::: Dataset excerpts

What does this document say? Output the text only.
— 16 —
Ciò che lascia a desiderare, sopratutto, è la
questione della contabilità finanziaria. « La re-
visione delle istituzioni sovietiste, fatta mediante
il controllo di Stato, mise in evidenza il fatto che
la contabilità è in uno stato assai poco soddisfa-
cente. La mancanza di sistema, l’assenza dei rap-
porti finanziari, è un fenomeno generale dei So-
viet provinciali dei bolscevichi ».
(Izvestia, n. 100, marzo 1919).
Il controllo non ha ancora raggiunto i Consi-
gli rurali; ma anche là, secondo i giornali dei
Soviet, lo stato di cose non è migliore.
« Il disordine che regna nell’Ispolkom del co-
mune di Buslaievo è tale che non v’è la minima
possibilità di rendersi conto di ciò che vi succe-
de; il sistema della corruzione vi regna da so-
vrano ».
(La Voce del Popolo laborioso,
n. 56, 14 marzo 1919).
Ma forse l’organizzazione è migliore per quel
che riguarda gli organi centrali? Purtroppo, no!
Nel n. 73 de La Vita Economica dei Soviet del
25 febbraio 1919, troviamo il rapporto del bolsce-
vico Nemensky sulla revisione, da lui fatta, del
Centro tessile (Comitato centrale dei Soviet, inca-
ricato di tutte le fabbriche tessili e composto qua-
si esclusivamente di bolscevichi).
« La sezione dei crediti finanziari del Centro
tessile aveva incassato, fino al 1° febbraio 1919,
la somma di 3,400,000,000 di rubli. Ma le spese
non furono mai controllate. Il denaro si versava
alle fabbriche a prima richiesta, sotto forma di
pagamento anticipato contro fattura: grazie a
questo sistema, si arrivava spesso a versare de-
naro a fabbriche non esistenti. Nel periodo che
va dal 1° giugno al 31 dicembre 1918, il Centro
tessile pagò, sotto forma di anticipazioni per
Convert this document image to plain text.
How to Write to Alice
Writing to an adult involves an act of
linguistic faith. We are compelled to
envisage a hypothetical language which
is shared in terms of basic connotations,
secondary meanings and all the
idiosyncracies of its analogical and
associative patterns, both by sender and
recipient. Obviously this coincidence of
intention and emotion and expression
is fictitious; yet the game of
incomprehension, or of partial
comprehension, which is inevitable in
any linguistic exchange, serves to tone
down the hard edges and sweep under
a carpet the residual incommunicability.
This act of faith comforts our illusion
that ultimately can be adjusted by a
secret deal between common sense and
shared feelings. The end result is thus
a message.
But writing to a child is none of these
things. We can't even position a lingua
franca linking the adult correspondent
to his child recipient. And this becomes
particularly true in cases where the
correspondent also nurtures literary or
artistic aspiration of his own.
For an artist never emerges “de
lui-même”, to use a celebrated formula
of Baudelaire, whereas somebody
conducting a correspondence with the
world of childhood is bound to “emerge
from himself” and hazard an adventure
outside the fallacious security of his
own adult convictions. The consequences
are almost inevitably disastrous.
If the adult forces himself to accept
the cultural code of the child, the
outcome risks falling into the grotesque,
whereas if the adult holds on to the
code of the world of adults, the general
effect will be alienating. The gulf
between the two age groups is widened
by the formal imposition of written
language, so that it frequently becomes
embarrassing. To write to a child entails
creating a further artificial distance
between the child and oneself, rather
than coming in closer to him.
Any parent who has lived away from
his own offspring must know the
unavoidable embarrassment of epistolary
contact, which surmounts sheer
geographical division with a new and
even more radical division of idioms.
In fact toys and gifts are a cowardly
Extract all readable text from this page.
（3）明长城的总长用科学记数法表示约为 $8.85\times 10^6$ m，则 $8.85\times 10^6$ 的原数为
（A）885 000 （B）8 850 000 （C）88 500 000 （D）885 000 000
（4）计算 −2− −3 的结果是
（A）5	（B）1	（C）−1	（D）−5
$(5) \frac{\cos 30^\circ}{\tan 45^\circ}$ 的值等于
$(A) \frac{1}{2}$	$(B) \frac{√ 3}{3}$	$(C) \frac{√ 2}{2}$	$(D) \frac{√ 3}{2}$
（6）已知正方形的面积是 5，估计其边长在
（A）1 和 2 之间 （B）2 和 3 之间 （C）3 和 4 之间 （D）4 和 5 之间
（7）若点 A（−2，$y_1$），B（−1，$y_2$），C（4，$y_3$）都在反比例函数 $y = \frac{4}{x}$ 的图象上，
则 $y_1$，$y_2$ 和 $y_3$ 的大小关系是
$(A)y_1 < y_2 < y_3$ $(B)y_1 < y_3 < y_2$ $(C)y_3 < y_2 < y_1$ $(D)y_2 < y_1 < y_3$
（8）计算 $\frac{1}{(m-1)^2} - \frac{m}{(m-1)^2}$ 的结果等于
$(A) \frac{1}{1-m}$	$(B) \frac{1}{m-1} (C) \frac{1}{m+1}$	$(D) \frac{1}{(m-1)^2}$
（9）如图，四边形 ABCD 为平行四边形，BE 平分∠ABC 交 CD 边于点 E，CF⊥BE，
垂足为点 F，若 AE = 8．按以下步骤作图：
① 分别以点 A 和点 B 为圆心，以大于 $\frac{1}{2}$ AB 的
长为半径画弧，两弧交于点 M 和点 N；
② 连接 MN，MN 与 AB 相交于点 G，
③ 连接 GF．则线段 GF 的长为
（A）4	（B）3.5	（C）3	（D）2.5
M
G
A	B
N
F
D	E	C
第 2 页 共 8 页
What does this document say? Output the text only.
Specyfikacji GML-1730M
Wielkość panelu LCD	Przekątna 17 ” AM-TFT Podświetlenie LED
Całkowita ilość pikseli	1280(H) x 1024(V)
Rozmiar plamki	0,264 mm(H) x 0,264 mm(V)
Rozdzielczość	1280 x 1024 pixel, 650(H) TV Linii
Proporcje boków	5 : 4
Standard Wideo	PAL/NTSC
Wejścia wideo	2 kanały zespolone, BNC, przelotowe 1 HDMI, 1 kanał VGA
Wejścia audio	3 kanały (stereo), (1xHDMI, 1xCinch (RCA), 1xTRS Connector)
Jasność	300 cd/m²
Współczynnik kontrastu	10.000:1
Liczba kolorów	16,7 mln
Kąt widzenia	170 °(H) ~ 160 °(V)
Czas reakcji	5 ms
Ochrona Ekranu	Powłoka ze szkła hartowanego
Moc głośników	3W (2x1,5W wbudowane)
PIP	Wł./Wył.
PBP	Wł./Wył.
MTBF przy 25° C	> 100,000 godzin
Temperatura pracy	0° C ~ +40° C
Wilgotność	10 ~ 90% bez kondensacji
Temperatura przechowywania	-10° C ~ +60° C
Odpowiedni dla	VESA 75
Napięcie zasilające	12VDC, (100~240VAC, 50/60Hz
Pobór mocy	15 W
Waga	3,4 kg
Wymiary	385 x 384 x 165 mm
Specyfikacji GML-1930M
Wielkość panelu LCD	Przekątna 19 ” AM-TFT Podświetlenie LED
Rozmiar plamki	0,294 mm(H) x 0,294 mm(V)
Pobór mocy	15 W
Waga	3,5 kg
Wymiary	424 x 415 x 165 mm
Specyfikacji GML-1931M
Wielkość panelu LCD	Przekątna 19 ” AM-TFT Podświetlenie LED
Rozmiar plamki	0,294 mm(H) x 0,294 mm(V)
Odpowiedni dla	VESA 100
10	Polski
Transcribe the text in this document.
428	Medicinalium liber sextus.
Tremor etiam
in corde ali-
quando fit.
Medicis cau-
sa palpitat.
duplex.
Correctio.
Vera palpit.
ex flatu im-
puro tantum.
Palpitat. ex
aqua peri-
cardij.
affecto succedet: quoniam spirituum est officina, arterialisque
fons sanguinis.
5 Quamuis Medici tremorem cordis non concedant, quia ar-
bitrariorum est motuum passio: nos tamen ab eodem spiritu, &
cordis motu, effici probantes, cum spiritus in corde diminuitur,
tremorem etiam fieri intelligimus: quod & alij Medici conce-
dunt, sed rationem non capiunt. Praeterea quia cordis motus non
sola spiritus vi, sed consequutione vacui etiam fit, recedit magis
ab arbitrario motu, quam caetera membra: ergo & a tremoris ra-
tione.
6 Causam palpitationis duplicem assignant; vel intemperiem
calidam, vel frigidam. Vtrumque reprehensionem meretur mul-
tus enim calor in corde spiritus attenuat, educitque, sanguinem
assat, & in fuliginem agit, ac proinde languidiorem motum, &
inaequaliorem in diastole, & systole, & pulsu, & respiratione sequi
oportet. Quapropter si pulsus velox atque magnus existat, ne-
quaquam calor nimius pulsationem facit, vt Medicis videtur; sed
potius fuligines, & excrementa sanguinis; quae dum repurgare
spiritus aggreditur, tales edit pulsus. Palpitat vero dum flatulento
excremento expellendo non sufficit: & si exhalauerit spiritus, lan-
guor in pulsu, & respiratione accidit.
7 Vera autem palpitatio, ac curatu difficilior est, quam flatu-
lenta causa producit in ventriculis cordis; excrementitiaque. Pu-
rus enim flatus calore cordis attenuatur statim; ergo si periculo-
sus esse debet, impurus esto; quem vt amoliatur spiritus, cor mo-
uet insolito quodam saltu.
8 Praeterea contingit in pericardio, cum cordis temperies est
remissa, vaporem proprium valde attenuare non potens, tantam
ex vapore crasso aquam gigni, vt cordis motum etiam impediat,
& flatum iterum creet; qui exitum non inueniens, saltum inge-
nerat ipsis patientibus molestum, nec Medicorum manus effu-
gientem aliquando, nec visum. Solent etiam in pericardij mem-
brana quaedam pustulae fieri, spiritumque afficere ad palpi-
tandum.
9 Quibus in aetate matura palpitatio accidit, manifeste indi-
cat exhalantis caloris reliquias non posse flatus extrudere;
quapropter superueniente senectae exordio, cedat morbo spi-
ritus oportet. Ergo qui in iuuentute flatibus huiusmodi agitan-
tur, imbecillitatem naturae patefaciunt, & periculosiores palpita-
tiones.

::::::

▶ To be done: Search the lines for "della". Copy each line that has it.

▶ The output:
questione della contabilità finanziaria. « La re-
de; il sistema della corruzione vi regna da so-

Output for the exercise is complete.